## Do this
Write out the records again, exactly, leaving none out.

(Figure collection entries)
··········

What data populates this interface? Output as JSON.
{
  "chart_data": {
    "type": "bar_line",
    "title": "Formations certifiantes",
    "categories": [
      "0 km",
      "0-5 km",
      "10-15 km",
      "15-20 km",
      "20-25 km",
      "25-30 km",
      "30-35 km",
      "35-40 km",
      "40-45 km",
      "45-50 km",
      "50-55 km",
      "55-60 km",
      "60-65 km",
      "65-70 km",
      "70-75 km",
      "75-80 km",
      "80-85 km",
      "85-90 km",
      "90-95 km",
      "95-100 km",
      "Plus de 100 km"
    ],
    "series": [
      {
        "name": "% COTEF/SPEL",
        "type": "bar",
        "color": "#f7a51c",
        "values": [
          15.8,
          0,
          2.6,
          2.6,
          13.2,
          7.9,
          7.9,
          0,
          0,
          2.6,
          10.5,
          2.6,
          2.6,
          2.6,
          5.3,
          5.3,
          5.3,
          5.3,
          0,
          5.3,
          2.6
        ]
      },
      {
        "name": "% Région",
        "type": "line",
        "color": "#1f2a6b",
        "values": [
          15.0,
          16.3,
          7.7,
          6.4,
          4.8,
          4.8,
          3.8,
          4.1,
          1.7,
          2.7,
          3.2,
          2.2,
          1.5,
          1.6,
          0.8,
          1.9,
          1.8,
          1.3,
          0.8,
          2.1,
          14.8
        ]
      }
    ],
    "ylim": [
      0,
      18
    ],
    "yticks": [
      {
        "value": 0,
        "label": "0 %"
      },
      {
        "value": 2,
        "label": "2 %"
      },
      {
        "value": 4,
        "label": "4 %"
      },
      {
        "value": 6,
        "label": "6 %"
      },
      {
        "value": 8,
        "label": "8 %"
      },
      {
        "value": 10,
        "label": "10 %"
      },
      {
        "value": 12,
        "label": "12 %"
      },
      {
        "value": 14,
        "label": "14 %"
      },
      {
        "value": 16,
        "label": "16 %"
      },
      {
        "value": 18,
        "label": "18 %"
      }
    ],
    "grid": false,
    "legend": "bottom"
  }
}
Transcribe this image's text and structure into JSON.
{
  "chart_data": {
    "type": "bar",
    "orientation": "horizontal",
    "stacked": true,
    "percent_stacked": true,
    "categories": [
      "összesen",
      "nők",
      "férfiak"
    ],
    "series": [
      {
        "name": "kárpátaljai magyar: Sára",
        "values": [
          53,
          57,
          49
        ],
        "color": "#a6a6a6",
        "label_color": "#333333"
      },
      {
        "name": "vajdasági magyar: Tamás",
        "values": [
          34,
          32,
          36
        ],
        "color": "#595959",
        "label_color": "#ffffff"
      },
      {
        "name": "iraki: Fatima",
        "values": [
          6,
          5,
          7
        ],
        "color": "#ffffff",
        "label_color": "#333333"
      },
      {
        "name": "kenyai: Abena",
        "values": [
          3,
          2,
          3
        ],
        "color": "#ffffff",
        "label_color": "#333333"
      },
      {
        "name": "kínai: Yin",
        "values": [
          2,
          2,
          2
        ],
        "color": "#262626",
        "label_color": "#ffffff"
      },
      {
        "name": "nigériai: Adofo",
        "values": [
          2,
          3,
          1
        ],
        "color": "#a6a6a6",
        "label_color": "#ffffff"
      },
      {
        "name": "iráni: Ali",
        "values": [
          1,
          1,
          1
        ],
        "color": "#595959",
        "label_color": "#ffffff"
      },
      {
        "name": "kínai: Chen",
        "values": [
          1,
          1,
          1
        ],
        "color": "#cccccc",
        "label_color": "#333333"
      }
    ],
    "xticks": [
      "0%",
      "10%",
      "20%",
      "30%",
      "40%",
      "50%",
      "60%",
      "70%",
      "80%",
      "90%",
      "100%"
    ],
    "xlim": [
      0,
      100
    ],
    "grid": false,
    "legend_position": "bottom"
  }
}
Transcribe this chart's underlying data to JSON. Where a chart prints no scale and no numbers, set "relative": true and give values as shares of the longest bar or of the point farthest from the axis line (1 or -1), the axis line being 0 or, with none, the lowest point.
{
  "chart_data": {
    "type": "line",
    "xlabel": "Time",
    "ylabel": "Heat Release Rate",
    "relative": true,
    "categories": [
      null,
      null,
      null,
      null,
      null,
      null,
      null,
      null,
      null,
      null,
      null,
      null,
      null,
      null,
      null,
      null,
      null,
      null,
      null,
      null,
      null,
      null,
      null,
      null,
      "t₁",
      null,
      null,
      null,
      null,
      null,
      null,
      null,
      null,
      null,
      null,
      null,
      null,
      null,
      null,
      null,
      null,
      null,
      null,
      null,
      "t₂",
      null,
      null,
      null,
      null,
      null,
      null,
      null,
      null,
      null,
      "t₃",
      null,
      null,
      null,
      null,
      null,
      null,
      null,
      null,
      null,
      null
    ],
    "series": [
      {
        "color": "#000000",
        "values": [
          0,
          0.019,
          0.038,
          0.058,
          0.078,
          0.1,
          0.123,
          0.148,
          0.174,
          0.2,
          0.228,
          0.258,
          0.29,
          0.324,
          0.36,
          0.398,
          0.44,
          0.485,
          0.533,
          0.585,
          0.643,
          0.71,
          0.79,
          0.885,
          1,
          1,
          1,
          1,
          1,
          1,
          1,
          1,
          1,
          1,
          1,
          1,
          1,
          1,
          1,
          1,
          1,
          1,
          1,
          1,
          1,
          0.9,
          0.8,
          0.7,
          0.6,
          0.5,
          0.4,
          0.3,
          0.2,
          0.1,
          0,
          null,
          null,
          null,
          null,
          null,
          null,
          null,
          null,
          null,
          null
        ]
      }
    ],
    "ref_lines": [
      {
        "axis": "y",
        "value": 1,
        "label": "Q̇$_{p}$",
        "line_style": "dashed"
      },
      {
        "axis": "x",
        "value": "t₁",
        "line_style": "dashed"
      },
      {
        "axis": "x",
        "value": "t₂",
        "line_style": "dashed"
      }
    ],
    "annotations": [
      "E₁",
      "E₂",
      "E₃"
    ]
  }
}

··········

## Output for this task
What data populates this interface? Output as JSON.
{
  "chart_data": {
    "type": "bar_line",
    "title": "Formations certifiantes",
    "categories": [
      "0 km",
      "0-5 km",
      "10-15 km",
      "15-20 km",
      "20-25 km",
      "25-30 km",
      "30-35 km",
      "35-40 km",
      "40-45 km",
      "45-50 km",
      "50-55 km",
      "55-60 km",
      "60-65 km",
      "65-70 km",
      "70-75 km",
      "75-80 km",
      "80-85 km",
      "85-90 km",
      "90-95 km",
      "95-100 km",
      "Plus de 100 km"
    ],
    "series": [
      {
        "name": "% COTEF/SPEL",
        "type": "bar",
        "color": "#f7a51c",
        "values": [
          15.8,
          0,
          2.6,
          2.6,
          13.2,
          7.9,
          7.9,
          0,
          0,
          2.6,
          10.5,
          2.6,
          2.6,
          2.6,
          5.3,
          5.3,
          5.3,
          5.3,
          0,
          5.3,
          2.6
        ]
      },
      {
        "name": "% Région",
        "type": "line",
        "color": "#1f2a6b",
        "values": [
          15.0,
          16.3,
          7.7,
          6.4,
          4.8,
          4.8,
          3.8,
          4.1,
          1.7,
          2.7,
          3.2,
          2.2,
          1.5,
          1.6,
          0.8,
          1.9,
          1.8,
          1.3,
          0.8,
          2.1,
          14.8
        ]
      }
    ],
    "ylim": [
      0,
      18
    ],
    "yticks": [
      {
        "value": 0,
        "label": "0 %"
      },
      {
        "value": 2,
        "label": "2 %"
      },
      {
        "value": 4,
        "label": "4 %"
      },
      {
        "value": 6,
        "label": "6 %"
      },
      {
        "value": 8,
        "label": "8 %"
      },
      {
        "value": 10,
        "label": "10 %"
      },
      {
        "value": 12,
        "label": "12 %"
      },
      {
        "value": 14,
        "label": "14 %"
      },
      {
        "value": 16,
        "label": "16 %"
      },
      {
        "value": 18,
        "label": "18 %"
      }
    ],
    "grid": false,
    "legend": "bottom"
  }
}
Transcribe this image's text and structure into JSON.
{
  "chart_data": {
    "type": "bar",
    "orientation": "horizontal",
    "stacked": true,
    "percent_stacked": true,
    "categories": [
      "összesen",
      "nők",
      "férfiak"
    ],
    "series": [
      {
        "name": "kárpátaljai magyar: Sára",
        "values": [
          53,
          57,
          49
        ],
        "color": "#a6a6a6",
        "label_color": "#333333"
      },
      {
        "name": "vajdasági magyar: Tamás",
        "values": [
          34,
          32,
          36
        ],
        "color": "#595959",
        "label_color": "#ffffff"
      },
      {
        "name": "iraki: Fatima",
        "values": [
          6,
          5,
          7
        ],
        "color": "#ffffff",
        "label_color": "#333333"
      },
      {
        "name": "kenyai: Abena",
        "values": [
          3,
          2,
          3
        ],
        "color": "#ffffff",
        "label_color": "#333333"
      },
      {
        "name": "kínai: Yin",
        "values": [
          2,
          2,
          2
        ],
        "color": "#262626",
        "label_color": "#ffffff"
      },
      {
        "name": "nigériai: Adofo",
        "values": [
          2,
          3,
          1
        ],
        "color": "#a6a6a6",
        "label_color": "#ffffff"
      },
      {
        "name": "iráni: Ali",
        "values": [
          1,
          1,
          1
        ],
        "color": "#595959",
        "label_color": "#ffffff"
      },
      {
        "name": "kínai: Chen",
        "values": [
          1,
          1,
          1
        ],
        "color": "#cccccc",
        "label_color": "#333333"
      }
    ],
    "xticks": [
      "0%",
      "10%",
      "20%",
      "30%",
      "40%",
      "50%",
      "60%",
      "70%",
      "80%",
      "90%",
      "100%"
    ],
    "xlim": [
      0,
      100
    ],
    "grid": false,
    "legend_position": "bottom"
  }
}
Transcribe this chart's underlying data to JSON. Where a chart prints no scale and no numbers, set "relative": true and give values as shares of the longest bar or of the point farthest from the axis line (1 or -1), the axis line being 0 or, with none, the lowest point.
{
  "chart_data": {
    "type": "line",
    "xlabel": "Time",
    "ylabel": "Heat Release Rate",
    "relative": true,
    "categories": [
      null,
      null,
      null,
      null,
      null,
      null,
      null,
      null,
      null,
      null,
      null,
      null,
      null,
      null,
      null,
      null,
      null,
      null,
      null,
      null,
      null,
      null,
      null,
      null,
      "t₁",
      null,
      null,
      null,
      null,
      null,
      null,
      null,
      null,
      null,
      null,
      null,
      null,
      null,
      null,
      null,
      null,
      null,
      null,
      null,
      "t₂",
      null,
      null,
      null,
      null,
      null,
      null,
      null,
      null,
      null,
      "t₃",
      null,
      null,
      null,
      null,
      null,
      null,
      null,
      null,
      null,
      null
    ],
    "series": [
      {
        "color": "#000000",
        "values": [
          0,
          0.019,
          0.038,
          0.058,
          0.078,
          0.1,
          0.123,
          0.148,
          0.174,
          0.2,
          0.228,
          0.258,
          0.29,
          0.324,
          0.36,
          0.398,
          0.44,
          0.485,
          0.533,
          0.585,
          0.643,
          0.71,
          0.79,
          0.885,
          1,
          1,
          1,
          1,
          1,
          1,
          1,
          1,
          1,
          1,
          1,
          1,
          1,
          1,
          1,
          1,
          1,
          1,
          1,
          1,
          1,
          0.9,
          0.8,
          0.7,
          0.6,
          0.5,
          0.4,
          0.3,
          0.2,
          0.1,
          0,
          null,
          null,
          null,
          null,
          null,
          null,
          null,
          null,
          null,
          null
        ]
      }
    ],
    "ref_lines": [
      {
        "axis": "y",
        "value": 1,
        "label": "Q̇$_{p}$",
        "line_style": "dashed"
      },
      {
        "axis": "x",
        "value": "t₁",
        "line_style": "dashed"
      },
      {
        "axis": "x",
        "value": "t₂",
        "line_style": "dashed"
      }
    ],
    "annotations": [
      "E₁",
      "E₂",
      "E₃"
    ]
  }
}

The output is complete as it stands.